» **Do this**: Return the material below in full and exactly.

» **Exercise data**:
## START

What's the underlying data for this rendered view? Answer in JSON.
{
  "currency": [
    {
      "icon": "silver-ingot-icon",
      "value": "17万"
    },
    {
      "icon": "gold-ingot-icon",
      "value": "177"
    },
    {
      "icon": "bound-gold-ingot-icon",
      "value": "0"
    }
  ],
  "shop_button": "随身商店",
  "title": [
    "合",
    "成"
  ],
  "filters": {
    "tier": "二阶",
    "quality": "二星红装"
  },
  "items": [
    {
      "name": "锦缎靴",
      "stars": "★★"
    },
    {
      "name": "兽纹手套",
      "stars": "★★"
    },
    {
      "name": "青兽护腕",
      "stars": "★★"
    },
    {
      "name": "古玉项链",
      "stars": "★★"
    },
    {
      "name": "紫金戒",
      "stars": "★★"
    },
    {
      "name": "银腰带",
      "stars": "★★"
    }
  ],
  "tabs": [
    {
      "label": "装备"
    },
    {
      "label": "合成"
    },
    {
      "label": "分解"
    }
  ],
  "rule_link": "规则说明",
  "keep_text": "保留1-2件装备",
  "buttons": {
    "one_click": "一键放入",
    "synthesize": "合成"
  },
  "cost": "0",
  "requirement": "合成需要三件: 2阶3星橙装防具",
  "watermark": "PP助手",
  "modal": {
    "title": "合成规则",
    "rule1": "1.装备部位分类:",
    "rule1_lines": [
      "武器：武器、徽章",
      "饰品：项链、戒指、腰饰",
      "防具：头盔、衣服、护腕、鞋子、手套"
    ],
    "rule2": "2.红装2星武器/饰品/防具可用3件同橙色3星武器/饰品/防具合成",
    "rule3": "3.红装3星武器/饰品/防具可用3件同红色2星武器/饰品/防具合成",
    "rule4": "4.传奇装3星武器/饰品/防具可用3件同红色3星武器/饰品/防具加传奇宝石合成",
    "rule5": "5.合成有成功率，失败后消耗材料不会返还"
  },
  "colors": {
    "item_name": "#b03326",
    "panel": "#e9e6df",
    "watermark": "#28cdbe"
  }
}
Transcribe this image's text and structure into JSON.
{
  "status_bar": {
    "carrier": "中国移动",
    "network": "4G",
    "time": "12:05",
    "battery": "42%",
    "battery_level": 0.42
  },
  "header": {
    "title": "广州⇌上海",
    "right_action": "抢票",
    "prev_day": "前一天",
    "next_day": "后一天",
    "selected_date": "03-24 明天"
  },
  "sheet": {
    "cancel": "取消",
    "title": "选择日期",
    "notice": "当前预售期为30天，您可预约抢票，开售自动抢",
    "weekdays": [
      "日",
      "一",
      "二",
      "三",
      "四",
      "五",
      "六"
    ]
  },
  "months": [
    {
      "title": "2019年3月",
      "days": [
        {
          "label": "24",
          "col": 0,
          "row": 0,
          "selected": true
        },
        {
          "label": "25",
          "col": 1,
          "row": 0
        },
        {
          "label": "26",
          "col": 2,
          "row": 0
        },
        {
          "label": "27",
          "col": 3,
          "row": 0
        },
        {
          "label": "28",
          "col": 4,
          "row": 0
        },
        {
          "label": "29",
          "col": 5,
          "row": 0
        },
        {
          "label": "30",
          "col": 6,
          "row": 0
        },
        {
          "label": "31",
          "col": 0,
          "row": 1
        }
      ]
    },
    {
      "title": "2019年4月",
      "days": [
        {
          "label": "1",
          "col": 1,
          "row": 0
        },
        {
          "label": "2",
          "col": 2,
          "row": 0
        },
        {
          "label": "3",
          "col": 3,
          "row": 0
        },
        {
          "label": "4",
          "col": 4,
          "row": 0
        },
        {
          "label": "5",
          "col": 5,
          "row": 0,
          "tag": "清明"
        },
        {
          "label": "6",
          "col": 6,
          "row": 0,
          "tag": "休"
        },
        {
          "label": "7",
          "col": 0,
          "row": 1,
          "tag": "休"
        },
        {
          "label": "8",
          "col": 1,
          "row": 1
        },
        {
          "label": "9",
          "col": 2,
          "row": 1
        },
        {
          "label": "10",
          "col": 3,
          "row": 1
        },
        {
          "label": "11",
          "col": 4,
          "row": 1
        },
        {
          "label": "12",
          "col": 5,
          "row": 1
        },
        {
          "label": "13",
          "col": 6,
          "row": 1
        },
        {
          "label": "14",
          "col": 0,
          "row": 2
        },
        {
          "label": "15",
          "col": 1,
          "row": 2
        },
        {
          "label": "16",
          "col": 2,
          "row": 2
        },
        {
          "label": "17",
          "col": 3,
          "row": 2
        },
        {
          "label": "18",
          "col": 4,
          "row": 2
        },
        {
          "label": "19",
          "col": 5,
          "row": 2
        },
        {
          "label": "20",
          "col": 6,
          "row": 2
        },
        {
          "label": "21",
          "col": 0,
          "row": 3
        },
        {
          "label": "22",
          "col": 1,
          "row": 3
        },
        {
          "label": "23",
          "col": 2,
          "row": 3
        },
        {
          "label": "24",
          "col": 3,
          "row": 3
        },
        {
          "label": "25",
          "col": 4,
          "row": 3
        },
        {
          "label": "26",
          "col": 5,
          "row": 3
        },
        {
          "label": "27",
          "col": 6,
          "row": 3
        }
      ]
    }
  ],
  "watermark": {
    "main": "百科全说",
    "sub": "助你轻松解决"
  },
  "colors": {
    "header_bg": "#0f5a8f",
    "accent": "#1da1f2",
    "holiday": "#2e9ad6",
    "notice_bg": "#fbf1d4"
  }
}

## END

» **Answer**:
What's the underlying data for this rendered view? Answer in JSON.
{
  "currency": [
    {
      "icon": "silver-ingot-icon",
      "value": "17万"
    },
    {
      "icon": "gold-ingot-icon",
      "value": "177"
    },
    {
      "icon": "bound-gold-ingot-icon",
      "value": "0"
    }
  ],
  "shop_button": "随身商店",
  "title": [
    "合",
    "成"
  ],
  "filters": {
    "tier": "二阶",
    "quality": "二星红装"
  },
  "items": [
    {
      "name": "锦缎靴",
      "stars": "★★"
    },
    {
      "name": "兽纹手套",
      "stars": "★★"
    },
    {
      "name": "青兽护腕",
      "stars": "★★"
    },
    {
      "name": "古玉项链",
      "stars": "★★"
    },
    {
      "name": "紫金戒",
      "stars": "★★"
    },
    {
      "name": "银腰带",
      "stars": "★★"
    }
  ],
  "tabs": [
    {
      "label": "装备"
    },
    {
      "label": "合成"
    },
    {
      "label": "分解"
    }
  ],
  "rule_link": "规则说明",
  "keep_text": "保留1-2件装备",
  "buttons": {
    "one_click": "一键放入",
    "synthesize": "合成"
  },
  "cost": "0",
  "requirement": "合成需要三件: 2阶3星橙装防具",
  "watermark": "PP助手",
  "modal": {
    "title": "合成规则",
    "rule1": "1.装备部位分类:",
    "rule1_lines": [
      "武器：武器、徽章",
      "饰品：项链、戒指、腰饰",
      "防具：头盔、衣服、护腕、鞋子、手套"
    ],
    "rule2": "2.红装2星武器/饰品/防具可用3件同橙色3星武器/饰品/防具合成",
    "rule3": "3.红装3星武器/饰品/防具可用3件同红色2星武器/饰品/防具合成",
    "rule4": "4.传奇装3星武器/饰品/防具可用3件同红色3星武器/饰品/防具加传奇宝石合成",
    "rule5": "5.合成有成功率，失败后消耗材料不会返还"
  },
  "colors": {
    "item_name": "#b03326",
    "panel": "#e9e6df",
    "watermark": "#28cdbe"
  }
}
Transcribe this image's text and structure into JSON.
{
  "status_bar": {
    "carrier": "中国移动",
    "network": "4G",
    "time": "12:05",
    "battery": "42%",
    "battery_level": 0.42
  },
  "header": {
    "title": "广州⇌上海",
    "right_action": "抢票",
    "prev_day": "前一天",
    "next_day": "后一天",
    "selected_date": "03-24 明天"
  },
  "sheet": {
    "cancel": "取消",
    "title": "选择日期",
    "notice": "当前预售期为30天，您可预约抢票，开售自动抢",
    "weekdays": [
      "日",
      "一",
      "二",
      "三",
      "四",
      "五",
      "六"
    ]
  },
  "months": [
    {
      "title": "2019年3月",
      "days": [
        {
          "label": "24",
          "col": 0,
          "row": 0,
          "selected": true
        },
        {
          "label": "25",
          "col": 1,
          "row": 0
        },
        {
          "label": "26",
          "col": 2,
          "row": 0
        },
        {
          "label": "27",
          "col": 3,
          "row": 0
        },
        {
          "label": "28",
          "col": 4,
          "row": 0
        },
        {
          "label": "29",
          "col": 5,
          "row": 0
        },
        {
          "label": "30",
          "col": 6,
          "row": 0
        },
        {
          "label": "31",
          "col": 0,
          "row": 1
        }
      ]
    },
    {
      "title": "2019年4月",
      "days": [
        {
          "label": "1",
          "col": 1,
          "row": 0
        },
        {
          "label": "2",
          "col": 2,
          "row": 0
        },
        {
          "label": "3",
          "col": 3,
          "row": 0
        },
        {
          "label": "4",
          "col": 4,
          "row": 0
        },
        {
          "label": "5",
          "col": 5,
          "row": 0,
          "tag": "清明"
        },
        {
          "label": "6",
          "col": 6,
          "row": 0,
          "tag": "休"
        },
        {
          "label": "7",
          "col": 0,
          "row": 1,
          "tag": "休"
        },
        {
          "label": "8",
          "col": 1,
          "row": 1
        },
        {
          "label": "9",
          "col": 2,
          "row": 1
        },
        {
          "label": "10",
          "col": 3,
          "row": 1
        },
        {
          "label": "11",
          "col": 4,
          "row": 1
        },
        {
          "label": "12",
          "col": 5,
          "row": 1
        },
        {
          "label": "13",
          "col": 6,
          "row": 1
        },
        {
          "label": "14",
          "col": 0,
          "row": 2
        },
        {
          "label": "15",
          "col": 1,
          "row": 2
        },
        {
          "label": "16",
          "col": 2,
          "row": 2
        },
        {
          "label": "17",
          "col": 3,
          "row": 2
        },
        {
          "label": "18",
          "col": 4,
          "row": 2
        },
        {
          "label": "19",
          "col": 5,
          "row": 2
        },
        {
          "label": "20",
          "col": 6,
          "row": 2
        },
        {
          "label": "21",
          "col": 0,
          "row": 3
        },
        {
          "label": "22",
          "col": 1,
          "row": 3
        },
        {
          "label": "23",
          "col": 2,
          "row": 3
        },
        {
          "label": "24",
          "col": 3,
          "row": 3
        },
        {
          "label": "25",
          "col": 4,
          "row": 3
        },
        {
          "label": "26",
          "col": 5,
          "row": 3
        },
        {
          "label": "27",
          "col": 6,
          "row": 3
        }
      ]
    }
  ],
  "watermark": {
    "main": "百科全说",
    "sub": "助你轻松解决"
  },
  "colors": {
    "header_bg": "#0f5a8f",
    "accent": "#1da1f2",
    "holiday": "#2e9ad6",
    "notice_bg": "#fbf1d4"
  }
}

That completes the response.